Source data
-- start --

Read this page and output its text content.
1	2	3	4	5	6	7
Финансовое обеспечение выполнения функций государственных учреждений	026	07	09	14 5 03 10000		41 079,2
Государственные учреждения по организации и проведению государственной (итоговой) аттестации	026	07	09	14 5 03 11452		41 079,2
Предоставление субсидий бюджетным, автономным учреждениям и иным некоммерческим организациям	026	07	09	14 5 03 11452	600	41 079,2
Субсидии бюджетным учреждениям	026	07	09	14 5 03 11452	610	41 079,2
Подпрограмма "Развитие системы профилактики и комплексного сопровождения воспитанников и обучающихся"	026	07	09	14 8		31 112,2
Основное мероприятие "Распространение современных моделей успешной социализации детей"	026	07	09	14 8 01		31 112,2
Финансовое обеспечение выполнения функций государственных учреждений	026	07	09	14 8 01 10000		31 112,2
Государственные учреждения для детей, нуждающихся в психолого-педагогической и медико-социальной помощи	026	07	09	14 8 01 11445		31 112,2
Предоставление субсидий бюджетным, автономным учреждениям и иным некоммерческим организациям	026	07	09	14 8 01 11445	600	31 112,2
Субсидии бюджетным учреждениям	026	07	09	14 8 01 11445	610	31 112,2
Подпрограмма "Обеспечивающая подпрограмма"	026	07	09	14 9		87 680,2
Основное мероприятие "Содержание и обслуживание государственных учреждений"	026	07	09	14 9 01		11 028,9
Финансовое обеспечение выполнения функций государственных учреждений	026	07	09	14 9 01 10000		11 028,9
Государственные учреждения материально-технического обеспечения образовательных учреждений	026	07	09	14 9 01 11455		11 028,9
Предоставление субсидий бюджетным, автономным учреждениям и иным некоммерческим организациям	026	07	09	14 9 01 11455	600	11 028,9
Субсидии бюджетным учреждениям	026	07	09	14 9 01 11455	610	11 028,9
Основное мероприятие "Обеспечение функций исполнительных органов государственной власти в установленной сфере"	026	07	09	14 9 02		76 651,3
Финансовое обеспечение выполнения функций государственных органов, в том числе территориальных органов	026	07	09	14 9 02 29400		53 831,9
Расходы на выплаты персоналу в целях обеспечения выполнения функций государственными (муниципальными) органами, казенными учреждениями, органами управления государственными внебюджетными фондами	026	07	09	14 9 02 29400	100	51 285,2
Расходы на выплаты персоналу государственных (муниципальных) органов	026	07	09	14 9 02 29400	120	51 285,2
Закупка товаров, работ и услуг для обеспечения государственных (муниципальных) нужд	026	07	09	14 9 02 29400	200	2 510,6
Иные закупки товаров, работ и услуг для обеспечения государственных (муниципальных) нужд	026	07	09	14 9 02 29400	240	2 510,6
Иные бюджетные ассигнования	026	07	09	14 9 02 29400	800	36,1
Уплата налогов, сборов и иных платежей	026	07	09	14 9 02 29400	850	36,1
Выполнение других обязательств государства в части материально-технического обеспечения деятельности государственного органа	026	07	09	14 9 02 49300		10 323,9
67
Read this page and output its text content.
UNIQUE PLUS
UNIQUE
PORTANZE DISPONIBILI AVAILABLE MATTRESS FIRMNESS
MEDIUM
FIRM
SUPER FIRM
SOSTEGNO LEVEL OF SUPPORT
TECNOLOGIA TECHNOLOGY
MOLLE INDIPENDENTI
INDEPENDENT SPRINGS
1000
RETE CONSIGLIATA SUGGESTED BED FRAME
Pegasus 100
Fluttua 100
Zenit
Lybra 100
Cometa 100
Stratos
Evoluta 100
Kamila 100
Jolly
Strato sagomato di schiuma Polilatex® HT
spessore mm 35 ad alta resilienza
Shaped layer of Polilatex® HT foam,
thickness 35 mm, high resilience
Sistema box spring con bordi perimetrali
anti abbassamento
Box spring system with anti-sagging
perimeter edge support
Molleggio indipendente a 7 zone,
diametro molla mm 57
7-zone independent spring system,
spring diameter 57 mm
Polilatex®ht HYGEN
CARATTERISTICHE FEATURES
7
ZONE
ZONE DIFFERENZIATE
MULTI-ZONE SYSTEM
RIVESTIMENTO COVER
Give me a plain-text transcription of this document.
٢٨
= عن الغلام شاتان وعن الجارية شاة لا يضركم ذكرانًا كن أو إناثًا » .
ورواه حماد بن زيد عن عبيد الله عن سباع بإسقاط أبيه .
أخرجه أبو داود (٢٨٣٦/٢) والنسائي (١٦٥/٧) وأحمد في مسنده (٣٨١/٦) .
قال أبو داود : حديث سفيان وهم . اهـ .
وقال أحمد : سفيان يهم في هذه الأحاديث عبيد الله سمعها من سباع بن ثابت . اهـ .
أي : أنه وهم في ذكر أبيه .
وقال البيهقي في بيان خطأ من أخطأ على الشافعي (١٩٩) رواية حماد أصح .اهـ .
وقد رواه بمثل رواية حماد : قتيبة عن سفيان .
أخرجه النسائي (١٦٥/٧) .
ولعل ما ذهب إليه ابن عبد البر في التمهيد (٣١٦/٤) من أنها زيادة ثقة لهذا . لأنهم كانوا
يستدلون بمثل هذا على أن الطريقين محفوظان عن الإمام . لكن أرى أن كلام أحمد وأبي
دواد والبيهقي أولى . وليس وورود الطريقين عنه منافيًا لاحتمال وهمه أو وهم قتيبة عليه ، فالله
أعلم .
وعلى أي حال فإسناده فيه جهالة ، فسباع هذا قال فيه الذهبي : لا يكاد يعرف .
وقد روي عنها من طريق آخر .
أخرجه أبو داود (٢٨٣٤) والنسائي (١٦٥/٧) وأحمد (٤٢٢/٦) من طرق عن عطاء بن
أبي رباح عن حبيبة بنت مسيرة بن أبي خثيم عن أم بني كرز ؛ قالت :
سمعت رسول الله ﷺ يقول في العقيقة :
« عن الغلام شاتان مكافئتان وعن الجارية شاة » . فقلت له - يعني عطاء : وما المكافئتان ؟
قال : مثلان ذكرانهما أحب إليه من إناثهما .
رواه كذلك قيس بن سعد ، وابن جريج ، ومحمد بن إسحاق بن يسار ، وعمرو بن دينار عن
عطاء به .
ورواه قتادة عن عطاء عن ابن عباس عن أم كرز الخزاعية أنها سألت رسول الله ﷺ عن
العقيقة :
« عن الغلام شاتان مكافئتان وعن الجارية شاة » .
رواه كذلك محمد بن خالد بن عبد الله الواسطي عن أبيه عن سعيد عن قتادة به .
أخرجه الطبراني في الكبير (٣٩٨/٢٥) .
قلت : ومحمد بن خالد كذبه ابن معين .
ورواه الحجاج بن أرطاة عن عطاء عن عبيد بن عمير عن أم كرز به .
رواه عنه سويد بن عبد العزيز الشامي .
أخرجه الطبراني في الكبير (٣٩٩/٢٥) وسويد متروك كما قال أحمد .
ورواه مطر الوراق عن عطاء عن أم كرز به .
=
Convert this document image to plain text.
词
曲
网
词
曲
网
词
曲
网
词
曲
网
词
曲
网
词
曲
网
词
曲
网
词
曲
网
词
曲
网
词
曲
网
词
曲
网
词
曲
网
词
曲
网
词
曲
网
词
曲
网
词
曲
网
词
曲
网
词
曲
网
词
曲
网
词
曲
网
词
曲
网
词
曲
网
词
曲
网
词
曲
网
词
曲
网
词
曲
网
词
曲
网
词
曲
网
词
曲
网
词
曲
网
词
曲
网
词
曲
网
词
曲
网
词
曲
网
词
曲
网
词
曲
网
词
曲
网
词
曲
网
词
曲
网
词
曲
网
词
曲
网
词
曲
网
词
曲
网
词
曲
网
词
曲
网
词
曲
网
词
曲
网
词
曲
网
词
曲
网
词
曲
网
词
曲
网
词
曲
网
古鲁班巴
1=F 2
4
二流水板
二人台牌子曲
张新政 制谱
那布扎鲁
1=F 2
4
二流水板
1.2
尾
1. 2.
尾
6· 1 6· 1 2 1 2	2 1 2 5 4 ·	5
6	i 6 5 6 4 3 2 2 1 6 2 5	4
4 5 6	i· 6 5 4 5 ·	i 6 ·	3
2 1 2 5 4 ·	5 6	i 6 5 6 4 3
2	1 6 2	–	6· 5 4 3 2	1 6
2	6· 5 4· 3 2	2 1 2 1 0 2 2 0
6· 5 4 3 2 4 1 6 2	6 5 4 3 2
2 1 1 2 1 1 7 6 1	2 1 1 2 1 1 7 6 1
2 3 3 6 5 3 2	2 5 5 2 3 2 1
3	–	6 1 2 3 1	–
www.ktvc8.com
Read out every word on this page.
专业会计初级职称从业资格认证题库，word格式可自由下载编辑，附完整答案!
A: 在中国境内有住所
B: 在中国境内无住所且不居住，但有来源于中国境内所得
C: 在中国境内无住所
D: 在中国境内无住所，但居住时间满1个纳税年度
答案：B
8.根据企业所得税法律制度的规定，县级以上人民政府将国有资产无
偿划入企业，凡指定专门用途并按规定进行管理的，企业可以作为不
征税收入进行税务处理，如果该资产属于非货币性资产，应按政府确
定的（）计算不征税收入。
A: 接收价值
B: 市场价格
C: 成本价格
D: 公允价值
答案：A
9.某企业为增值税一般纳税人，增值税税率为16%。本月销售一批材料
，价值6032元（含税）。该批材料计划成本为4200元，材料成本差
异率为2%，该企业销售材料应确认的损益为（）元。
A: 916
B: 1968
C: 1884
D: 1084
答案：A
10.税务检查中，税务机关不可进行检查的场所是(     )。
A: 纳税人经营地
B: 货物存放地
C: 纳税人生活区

-- end --

> _Exercise requirements_
Report the number of lines holding the string "автономным", without any other words.

> _Solution_
3